• [Problem requirements]
Are you able to retype all the records below exactly?

• [Recorded data]

———

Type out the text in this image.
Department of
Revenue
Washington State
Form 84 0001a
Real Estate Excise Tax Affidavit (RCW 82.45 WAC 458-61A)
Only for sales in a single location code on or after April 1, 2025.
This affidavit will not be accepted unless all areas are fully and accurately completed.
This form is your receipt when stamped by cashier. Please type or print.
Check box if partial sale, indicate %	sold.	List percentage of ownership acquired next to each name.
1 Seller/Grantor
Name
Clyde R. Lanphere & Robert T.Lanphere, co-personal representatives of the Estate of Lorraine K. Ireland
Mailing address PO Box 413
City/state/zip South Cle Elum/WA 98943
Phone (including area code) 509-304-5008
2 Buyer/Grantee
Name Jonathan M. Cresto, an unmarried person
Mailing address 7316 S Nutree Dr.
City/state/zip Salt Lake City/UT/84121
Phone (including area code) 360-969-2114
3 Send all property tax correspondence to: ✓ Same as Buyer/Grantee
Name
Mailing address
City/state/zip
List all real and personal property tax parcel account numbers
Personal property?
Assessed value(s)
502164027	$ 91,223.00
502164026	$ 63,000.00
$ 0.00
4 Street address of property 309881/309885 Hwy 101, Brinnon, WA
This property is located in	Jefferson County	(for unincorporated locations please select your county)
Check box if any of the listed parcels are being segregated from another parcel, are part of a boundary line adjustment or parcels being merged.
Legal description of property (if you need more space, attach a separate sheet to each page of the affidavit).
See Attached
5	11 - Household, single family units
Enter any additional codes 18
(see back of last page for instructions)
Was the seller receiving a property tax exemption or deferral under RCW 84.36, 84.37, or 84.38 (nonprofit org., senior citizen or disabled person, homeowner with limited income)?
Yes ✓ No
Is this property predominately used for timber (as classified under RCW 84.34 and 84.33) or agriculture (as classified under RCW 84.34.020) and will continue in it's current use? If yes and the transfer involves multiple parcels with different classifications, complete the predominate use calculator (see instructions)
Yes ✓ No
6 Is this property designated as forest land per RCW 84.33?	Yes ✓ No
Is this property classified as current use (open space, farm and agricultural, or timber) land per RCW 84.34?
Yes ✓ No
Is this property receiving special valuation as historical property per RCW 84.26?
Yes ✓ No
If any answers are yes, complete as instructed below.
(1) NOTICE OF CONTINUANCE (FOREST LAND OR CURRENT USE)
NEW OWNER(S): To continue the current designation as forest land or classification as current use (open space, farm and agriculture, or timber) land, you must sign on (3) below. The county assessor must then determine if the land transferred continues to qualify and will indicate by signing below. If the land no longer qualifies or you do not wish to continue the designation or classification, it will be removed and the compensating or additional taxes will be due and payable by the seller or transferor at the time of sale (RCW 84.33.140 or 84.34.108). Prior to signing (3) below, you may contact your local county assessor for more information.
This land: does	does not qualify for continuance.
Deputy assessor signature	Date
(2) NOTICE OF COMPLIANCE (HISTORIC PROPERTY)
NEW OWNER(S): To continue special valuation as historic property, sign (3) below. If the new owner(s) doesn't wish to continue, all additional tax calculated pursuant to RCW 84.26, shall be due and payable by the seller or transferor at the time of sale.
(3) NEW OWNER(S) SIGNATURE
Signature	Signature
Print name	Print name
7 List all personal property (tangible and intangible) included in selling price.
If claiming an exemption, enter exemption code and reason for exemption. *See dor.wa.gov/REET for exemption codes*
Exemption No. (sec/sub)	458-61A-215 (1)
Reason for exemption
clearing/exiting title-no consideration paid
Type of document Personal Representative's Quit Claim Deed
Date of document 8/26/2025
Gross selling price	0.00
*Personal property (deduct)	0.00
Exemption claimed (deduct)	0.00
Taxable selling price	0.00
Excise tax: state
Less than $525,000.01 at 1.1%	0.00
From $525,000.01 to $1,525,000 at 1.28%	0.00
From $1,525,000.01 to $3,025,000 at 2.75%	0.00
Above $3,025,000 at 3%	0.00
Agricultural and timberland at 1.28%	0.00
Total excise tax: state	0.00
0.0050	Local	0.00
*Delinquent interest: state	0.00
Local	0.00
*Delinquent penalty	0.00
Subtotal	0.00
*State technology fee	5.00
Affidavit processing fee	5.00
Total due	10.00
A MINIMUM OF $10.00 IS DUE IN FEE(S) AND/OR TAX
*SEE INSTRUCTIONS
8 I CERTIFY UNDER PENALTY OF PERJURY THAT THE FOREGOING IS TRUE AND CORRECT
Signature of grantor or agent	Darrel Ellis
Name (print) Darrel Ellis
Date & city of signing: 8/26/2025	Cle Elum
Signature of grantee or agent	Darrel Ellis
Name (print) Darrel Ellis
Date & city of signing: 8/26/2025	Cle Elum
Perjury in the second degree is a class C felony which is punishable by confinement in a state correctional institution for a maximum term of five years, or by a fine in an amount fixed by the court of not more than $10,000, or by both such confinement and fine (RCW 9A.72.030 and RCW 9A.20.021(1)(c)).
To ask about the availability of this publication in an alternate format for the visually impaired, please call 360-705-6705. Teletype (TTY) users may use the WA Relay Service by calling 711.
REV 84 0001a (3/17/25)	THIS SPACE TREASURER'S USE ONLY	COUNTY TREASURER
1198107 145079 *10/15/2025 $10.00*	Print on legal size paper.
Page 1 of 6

———

• [Written response]
Type out the text in this image.
Department of
Revenue
Washington State
Form 84 0001a
Real Estate Excise Tax Affidavit (RCW 82.45 WAC 458-61A)
Only for sales in a single location code on or after April 1, 2025.
This affidavit will not be accepted unless all areas are fully and accurately completed.
This form is your receipt when stamped by cashier. Please type or print.
Check box if partial sale, indicate %	sold.	List percentage of ownership acquired next to each name.
1 Seller/Grantor
Name
Clyde R. Lanphere & Robert T.Lanphere, co-personal representatives of the Estate of Lorraine K. Ireland
Mailing address PO Box 413
City/state/zip South Cle Elum/WA 98943
Phone (including area code) 509-304-5008
2 Buyer/Grantee
Name Jonathan M. Cresto, an unmarried person
Mailing address 7316 S Nutree Dr.
City/state/zip Salt Lake City/UT/84121
Phone (including area code) 360-969-2114
3 Send all property tax correspondence to: ✓ Same as Buyer/Grantee
Name
Mailing address
City/state/zip
List all real and personal property tax parcel account numbers
Personal property?
Assessed value(s)
502164027	$ 91,223.00
502164026	$ 63,000.00
$ 0.00
4 Street address of property 309881/309885 Hwy 101, Brinnon, WA
This property is located in	Jefferson County	(for unincorporated locations please select your county)
Check box if any of the listed parcels are being segregated from another parcel, are part of a boundary line adjustment or parcels being merged.
Legal description of property (if you need more space, attach a separate sheet to each page of the affidavit).
See Attached
5	11 - Household, single family units
Enter any additional codes 18
(see back of last page for instructions)
Was the seller receiving a property tax exemption or deferral under RCW 84.36, 84.37, or 84.38 (nonprofit org., senior citizen or disabled person, homeowner with limited income)?
Yes ✓ No
Is this property predominately used for timber (as classified under RCW 84.34 and 84.33) or agriculture (as classified under RCW 84.34.020) and will continue in it's current use? If yes and the transfer involves multiple parcels with different classifications, complete the predominate use calculator (see instructions)
Yes ✓ No
6 Is this property designated as forest land per RCW 84.33?	Yes ✓ No
Is this property classified as current use (open space, farm and agricultural, or timber) land per RCW 84.34?
Yes ✓ No
Is this property receiving special valuation as historical property per RCW 84.26?
Yes ✓ No
If any answers are yes, complete as instructed below.
(1) NOTICE OF CONTINUANCE (FOREST LAND OR CURRENT USE)
NEW OWNER(S): To continue the current designation as forest land or classification as current use (open space, farm and agriculture, or timber) land, you must sign on (3) below. The county assessor must then determine if the land transferred continues to qualify and will indicate by signing below. If the land no longer qualifies or you do not wish to continue the designation or classification, it will be removed and the compensating or additional taxes will be due and payable by the seller or transferor at the time of sale (RCW 84.33.140 or 84.34.108). Prior to signing (3) below, you may contact your local county assessor for more information.
This land: does	does not qualify for continuance.
Deputy assessor signature	Date
(2) NOTICE OF COMPLIANCE (HISTORIC PROPERTY)
NEW OWNER(S): To continue special valuation as historic property, sign (3) below. If the new owner(s) doesn't wish to continue, all additional tax calculated pursuant to RCW 84.26, shall be due and payable by the seller or transferor at the time of sale.
(3) NEW OWNER(S) SIGNATURE
Signature	Signature
Print name	Print name
7 List all personal property (tangible and intangible) included in selling price.
If claiming an exemption, enter exemption code and reason for exemption. *See dor.wa.gov/REET for exemption codes*
Exemption No. (sec/sub)	458-61A-215 (1)
Reason for exemption
clearing/exiting title-no consideration paid
Type of document Personal Representative's Quit Claim Deed
Date of document 8/26/2025
Gross selling price	0.00
*Personal property (deduct)	0.00
Exemption claimed (deduct)	0.00
Taxable selling price	0.00
Excise tax: state
Less than $525,000.01 at 1.1%	0.00
From $525,000.01 to $1,525,000 at 1.28%	0.00
From $1,525,000.01 to $3,025,000 at 2.75%	0.00
Above $3,025,000 at 3%	0.00
Agricultural and timberland at 1.28%	0.00
Total excise tax: state	0.00
0.0050	Local	0.00
*Delinquent interest: state	0.00
Local	0.00
*Delinquent penalty	0.00
Subtotal	0.00
*State technology fee	5.00
Affidavit processing fee	5.00
Total due	10.00
A MINIMUM OF $10.00 IS DUE IN FEE(S) AND/OR TAX
*SEE INSTRUCTIONS
8 I CERTIFY UNDER PENALTY OF PERJURY THAT THE FOREGOING IS TRUE AND CORRECT
Signature of grantor or agent	Darrel Ellis
Name (print) Darrel Ellis
Date & city of signing: 8/26/2025	Cle Elum
Signature of grantee or agent	Darrel Ellis
Name (print) Darrel Ellis
Date & city of signing: 8/26/2025	Cle Elum
Perjury in the second degree is a class C felony which is punishable by confinement in a state correctional institution for a maximum term of five years, or by a fine in an amount fixed by the court of not more than $10,000, or by both such confinement and fine (RCW 9A.72.030 and RCW 9A.20.021(1)(c)).
To ask about the availability of this publication in an alternate format for the visually impaired, please call 360-705-6705. Teletype (TTY) users may use the WA Relay Service by calling 711.
REV 84 0001a (3/17/25)	THIS SPACE TREASURER'S USE ONLY	COUNTY TREASURER
1198107 145079 *10/15/2025 $10.00*	Print on legal size paper.
Page 1 of 6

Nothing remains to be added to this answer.